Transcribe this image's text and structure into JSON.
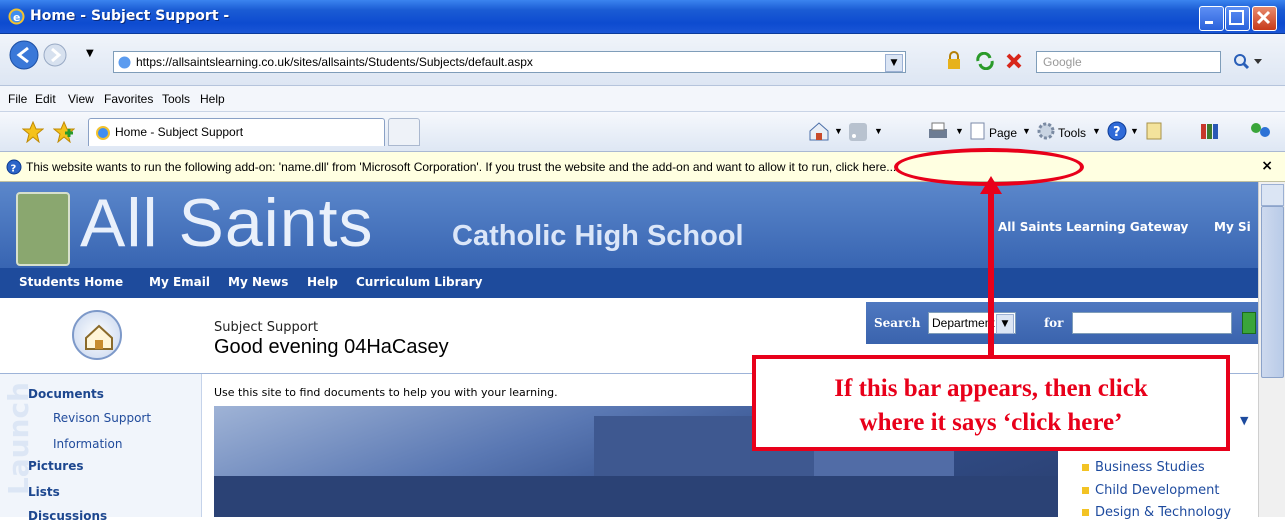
{
  "window": {
    "title": "Home - Subject Support -"
  },
  "addressbar": {
    "url": "https://allsaintslearning.co.uk/sites/allsaints/Students/Subjects/default.aspx",
    "search_placeholder": "Google"
  },
  "menu": [
    "File",
    "Edit",
    "View",
    "Favorites",
    "Tools",
    "Help"
  ],
  "tabs": [
    {
      "label": "Home - Subject Support"
    }
  ],
  "commandbar": {
    "page": "Page",
    "tools": "Tools"
  },
  "infobar": {
    "text": "This website wants to run the following add-on: 'name.dll' from 'Microsoft Corporation'. If you trust the website and the add-on and want to allow it to run, click here...",
    "close": "×"
  },
  "site": {
    "title": "All Saints",
    "subtitle": "Catholic High School",
    "gateway_link": "All Saints Learning Gateway",
    "my_site": "My Si",
    "topnav": [
      "Students Home",
      "My Email",
      "My News",
      "Help",
      "Curriculum Library"
    ],
    "breadcrumb": "Subject Support",
    "greeting": "Good evening 04HaCasey",
    "search_label": "Search",
    "search_scope": "Department",
    "search_for": "for",
    "quicklaunch_watermark": "Launch",
    "leftnav": [
      {
        "label": "Documents",
        "bold": true
      },
      {
        "label": "Revison Support",
        "bold": false
      },
      {
        "label": "Information",
        "bold": false
      },
      {
        "label": "Pictures",
        "bold": true
      },
      {
        "label": "Lists",
        "bold": true
      },
      {
        "label": "Discussions",
        "bold": true
      }
    ],
    "intro": "Use this site to find documents to help you with your learning.",
    "subjects": [
      "Business Studies",
      "Child Development",
      "Design & Technology"
    ]
  },
  "annotation": {
    "line1": "If this bar appears, then click",
    "line2": "where it says ‘click here’"
  },
  "colors": {
    "annotation": "#e8001a",
    "banner": "#3865b2",
    "infobar": "#ffffe1"
  }
}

- [What is required] Transcribe the preceding listing in its entirety and with exact wording, leaving out pictures.

- [Answer]
Transcribe this image's text and structure into JSON.
{
  "window": {
    "title": "Home - Subject Support -"
  },
  "addressbar": {
    "url": "https://allsaintslearning.co.uk/sites/allsaints/Students/Subjects/default.aspx",
    "search_placeholder": "Google"
  },
  "menu": [
    "File",
    "Edit",
    "View",
    "Favorites",
    "Tools",
    "Help"
  ],
  "tabs": [
    {
      "label": "Home - Subject Support"
    }
  ],
  "commandbar": {
    "page": "Page",
    "tools": "Tools"
  },
  "infobar": {
    "text": "This website wants to run the following add-on: 'name.dll' from 'Microsoft Corporation'. If you trust the website and the add-on and want to allow it to run, click here...",
    "close": "×"
  },
  "site": {
    "title": "All Saints",
    "subtitle": "Catholic High School",
    "gateway_link": "All Saints Learning Gateway",
    "my_site": "My Si",
    "topnav": [
      "Students Home",
      "My Email",
      "My News",
      "Help",
      "Curriculum Library"
    ],
    "breadcrumb": "Subject Support",
    "greeting": "Good evening 04HaCasey",
    "search_label": "Search",
    "search_scope": "Department",
    "search_for": "for",
    "quicklaunch_watermark": "Launch",
    "leftnav": [
      {
        "label": "Documents",
        "bold": true
      },
      {
        "label": "Revison Support",
        "bold": false
      },
      {
        "label": "Information",
        "bold": false
      },
      {
        "label": "Pictures",
        "bold": true
      },
      {
        "label": "Lists",
        "bold": true
      },
      {
        "label": "Discussions",
        "bold": true
      }
    ],
    "intro": "Use this site to find documents to help you with your learning.",
    "subjects": [
      "Business Studies",
      "Child Development",
      "Design & Technology"
    ]
  },
  "annotation": {
    "line1": "If this bar appears, then click",
    "line2": "where it says ‘click here’"
  },
  "colors": {
    "annotation": "#e8001a",
    "banner": "#3865b2",
    "infobar": "#ffffe1"
  }
}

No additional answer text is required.